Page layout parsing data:
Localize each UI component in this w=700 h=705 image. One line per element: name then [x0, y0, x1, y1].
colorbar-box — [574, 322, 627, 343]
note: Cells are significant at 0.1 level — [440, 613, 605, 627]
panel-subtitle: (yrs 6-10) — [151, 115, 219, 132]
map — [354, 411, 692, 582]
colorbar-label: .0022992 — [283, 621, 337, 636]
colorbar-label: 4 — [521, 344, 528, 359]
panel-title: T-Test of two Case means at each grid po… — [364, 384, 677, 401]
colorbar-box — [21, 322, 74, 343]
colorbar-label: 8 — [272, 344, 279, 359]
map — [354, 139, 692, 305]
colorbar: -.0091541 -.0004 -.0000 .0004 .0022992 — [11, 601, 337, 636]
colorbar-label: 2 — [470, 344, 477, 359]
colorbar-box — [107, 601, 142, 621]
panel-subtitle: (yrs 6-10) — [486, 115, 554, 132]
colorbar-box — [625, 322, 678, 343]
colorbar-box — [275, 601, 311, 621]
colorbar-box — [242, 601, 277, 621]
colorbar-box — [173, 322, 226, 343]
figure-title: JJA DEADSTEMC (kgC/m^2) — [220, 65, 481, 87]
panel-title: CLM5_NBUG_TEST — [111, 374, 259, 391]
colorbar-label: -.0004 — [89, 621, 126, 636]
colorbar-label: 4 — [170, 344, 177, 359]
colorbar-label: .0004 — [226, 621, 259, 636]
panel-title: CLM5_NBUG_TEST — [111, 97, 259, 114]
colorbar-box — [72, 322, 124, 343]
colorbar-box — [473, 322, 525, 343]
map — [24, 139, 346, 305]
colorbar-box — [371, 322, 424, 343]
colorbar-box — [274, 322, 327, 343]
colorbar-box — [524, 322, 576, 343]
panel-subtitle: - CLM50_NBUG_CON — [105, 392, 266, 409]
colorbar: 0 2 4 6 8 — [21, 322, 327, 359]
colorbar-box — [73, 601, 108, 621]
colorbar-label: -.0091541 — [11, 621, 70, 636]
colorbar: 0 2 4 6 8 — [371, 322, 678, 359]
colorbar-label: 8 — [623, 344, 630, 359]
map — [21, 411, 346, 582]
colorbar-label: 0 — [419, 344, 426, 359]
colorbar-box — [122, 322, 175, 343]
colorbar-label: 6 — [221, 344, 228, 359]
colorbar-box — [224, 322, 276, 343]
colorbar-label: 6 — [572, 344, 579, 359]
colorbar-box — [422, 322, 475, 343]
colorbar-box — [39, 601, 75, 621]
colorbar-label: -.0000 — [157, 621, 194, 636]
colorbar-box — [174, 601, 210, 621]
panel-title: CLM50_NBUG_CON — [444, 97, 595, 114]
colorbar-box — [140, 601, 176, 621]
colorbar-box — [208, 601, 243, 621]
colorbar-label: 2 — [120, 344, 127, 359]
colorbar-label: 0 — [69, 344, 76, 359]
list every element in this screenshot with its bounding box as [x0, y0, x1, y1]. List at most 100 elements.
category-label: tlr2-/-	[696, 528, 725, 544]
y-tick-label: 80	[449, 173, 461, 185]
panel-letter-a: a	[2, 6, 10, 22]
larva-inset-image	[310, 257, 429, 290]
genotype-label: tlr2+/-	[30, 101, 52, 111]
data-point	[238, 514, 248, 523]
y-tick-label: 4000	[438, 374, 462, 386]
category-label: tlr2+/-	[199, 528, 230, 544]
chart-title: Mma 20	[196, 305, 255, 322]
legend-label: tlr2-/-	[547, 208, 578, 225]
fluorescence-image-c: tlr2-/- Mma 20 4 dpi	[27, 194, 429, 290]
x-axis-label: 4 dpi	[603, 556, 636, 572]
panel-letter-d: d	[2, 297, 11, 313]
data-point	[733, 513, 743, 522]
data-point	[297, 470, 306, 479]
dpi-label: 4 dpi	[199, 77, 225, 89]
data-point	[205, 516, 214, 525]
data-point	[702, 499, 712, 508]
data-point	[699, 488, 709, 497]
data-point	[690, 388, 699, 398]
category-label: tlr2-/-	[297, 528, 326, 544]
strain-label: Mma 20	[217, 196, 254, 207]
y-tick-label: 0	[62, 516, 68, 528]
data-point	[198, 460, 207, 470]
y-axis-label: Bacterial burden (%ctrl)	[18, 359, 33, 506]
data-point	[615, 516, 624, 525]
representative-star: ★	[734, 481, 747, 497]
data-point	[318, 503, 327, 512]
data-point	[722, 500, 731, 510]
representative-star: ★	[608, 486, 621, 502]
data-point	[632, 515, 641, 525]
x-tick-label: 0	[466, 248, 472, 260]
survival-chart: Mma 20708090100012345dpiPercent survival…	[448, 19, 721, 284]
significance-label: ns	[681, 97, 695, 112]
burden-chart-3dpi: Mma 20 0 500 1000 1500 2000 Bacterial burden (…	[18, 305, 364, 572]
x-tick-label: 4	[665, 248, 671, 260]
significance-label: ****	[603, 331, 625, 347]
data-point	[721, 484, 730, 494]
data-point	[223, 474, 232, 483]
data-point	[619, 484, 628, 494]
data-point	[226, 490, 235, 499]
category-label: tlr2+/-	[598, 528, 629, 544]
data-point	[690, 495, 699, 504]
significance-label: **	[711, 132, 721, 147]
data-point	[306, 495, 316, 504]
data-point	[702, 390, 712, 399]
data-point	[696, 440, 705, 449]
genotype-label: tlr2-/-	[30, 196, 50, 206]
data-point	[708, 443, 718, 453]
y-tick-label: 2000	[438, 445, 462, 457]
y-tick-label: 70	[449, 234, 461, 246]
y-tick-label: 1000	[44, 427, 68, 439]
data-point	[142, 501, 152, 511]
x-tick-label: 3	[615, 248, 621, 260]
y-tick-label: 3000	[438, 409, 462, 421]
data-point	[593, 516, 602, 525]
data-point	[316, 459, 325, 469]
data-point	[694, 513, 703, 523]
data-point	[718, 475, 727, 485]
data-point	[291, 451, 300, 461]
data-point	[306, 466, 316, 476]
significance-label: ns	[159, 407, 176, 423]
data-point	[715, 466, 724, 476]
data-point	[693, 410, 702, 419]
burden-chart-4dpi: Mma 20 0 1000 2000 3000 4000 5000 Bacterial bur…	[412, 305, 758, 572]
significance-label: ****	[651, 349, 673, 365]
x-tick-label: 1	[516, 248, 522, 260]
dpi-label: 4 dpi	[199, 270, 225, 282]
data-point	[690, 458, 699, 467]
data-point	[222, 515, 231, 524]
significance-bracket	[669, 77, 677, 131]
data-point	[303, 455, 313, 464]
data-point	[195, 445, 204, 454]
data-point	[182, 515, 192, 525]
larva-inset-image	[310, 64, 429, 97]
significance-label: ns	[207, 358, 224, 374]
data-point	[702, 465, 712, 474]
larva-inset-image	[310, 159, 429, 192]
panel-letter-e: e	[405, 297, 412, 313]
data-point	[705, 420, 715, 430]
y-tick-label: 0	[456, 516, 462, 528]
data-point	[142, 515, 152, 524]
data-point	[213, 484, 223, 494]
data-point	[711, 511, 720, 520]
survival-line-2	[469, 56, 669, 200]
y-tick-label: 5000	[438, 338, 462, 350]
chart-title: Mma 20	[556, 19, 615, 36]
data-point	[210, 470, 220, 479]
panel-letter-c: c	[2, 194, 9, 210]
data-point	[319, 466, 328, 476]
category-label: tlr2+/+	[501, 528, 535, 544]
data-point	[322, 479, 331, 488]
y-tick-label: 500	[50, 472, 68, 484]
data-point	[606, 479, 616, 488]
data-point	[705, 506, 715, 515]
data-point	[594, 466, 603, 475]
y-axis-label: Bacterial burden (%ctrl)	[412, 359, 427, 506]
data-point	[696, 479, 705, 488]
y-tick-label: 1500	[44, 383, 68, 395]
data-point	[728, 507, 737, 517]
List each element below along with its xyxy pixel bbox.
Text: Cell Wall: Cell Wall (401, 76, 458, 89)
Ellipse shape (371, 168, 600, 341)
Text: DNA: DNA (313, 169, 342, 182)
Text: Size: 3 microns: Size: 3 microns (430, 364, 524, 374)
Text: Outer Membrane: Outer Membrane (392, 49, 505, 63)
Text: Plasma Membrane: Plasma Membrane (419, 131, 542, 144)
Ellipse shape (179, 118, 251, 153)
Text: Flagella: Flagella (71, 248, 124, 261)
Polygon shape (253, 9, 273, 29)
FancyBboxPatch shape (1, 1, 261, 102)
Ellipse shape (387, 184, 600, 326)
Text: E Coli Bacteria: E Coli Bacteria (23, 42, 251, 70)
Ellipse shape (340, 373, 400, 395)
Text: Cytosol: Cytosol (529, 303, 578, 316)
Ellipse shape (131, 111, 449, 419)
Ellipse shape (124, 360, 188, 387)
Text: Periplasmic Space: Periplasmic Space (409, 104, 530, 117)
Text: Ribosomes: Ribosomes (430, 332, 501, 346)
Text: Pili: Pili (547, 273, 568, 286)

Work instruction: Extract every line of the records above that contains the word "panel".

Result:
panel-subtitle: (yrs 6-10) — [151, 115, 219, 132]
panel-title: T-Test of two Case means at each grid po… — [364, 384, 677, 401]
panel-subtitle: (yrs 6-10) — [486, 115, 554, 132]
panel-title: CLM5_NBUG_TEST — [111, 374, 259, 391]
panel-title: CLM5_NBUG_TEST — [111, 97, 259, 114]
panel-subtitle: - CLM50_NBUG_CON — [105, 392, 266, 409]
panel-title: CLM50_NBUG_CON — [444, 97, 595, 114]
panel-letter-a: a	[2, 6, 10, 22]
panel-letter-d: d	[2, 297, 11, 313]
panel-letter-e: e	[405, 297, 412, 313]
panel-letter-c: c	[2, 194, 9, 210]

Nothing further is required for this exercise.